- **Dataset content**:
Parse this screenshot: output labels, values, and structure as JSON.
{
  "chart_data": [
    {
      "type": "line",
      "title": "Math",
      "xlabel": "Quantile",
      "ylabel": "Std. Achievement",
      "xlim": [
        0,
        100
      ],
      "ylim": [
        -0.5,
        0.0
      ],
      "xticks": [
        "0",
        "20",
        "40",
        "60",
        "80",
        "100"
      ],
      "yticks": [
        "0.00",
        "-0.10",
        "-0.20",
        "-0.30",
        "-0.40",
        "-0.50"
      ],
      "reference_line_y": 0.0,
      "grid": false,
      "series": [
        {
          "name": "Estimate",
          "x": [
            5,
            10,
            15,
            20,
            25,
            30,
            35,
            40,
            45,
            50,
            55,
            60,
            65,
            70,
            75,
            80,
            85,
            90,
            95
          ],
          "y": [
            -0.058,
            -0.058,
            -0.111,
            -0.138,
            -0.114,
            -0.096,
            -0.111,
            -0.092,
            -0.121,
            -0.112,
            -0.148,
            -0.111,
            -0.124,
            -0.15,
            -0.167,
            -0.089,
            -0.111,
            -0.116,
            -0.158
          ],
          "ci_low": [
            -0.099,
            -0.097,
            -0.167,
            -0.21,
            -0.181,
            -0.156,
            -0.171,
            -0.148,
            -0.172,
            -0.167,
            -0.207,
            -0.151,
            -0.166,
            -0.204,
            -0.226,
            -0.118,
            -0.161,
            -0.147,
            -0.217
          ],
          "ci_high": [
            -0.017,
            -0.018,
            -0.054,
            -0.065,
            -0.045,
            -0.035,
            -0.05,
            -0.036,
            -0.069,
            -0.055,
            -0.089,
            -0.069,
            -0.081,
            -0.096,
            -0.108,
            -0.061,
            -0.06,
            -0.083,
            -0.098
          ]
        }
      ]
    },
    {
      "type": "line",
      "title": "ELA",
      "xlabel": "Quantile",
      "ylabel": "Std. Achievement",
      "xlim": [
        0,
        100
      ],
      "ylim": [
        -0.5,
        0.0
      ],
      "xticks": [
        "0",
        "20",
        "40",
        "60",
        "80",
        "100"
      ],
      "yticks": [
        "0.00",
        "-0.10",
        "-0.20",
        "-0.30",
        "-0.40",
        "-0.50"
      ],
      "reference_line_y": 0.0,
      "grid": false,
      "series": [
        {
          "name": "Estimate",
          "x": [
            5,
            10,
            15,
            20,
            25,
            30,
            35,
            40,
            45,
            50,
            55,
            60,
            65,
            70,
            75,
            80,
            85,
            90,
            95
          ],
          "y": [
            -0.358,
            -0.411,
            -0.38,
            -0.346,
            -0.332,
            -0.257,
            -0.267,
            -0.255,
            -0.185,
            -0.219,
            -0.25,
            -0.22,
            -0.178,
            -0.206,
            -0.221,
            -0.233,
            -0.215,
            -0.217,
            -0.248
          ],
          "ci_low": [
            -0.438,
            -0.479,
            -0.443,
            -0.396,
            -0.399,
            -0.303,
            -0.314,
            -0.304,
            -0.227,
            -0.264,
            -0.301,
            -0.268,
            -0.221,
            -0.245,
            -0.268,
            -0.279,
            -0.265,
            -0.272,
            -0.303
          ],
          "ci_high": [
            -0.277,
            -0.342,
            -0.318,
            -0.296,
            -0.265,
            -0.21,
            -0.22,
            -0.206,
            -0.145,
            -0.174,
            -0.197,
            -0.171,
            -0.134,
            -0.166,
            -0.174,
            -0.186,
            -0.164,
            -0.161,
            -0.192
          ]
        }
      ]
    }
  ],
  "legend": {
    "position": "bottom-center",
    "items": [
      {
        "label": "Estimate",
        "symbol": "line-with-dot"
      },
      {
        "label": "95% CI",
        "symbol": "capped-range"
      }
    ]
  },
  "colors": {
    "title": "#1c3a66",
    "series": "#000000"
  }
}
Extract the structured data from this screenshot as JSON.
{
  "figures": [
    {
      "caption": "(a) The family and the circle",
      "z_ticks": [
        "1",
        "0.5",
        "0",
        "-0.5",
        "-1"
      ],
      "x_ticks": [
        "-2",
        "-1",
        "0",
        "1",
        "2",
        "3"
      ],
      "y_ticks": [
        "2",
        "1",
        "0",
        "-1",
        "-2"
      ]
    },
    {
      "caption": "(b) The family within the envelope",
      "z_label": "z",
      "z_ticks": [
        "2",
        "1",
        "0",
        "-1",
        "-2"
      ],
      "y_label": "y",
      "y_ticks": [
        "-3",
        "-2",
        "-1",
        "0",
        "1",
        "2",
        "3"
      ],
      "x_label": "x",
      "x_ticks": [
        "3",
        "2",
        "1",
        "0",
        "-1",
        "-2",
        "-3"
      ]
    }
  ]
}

- **Task objective**: List each line in the listing that contains the string "family".

- **Response to the task**:
      "caption": "(a) The family and the circle",
      "caption": "(b) The family within the envelope",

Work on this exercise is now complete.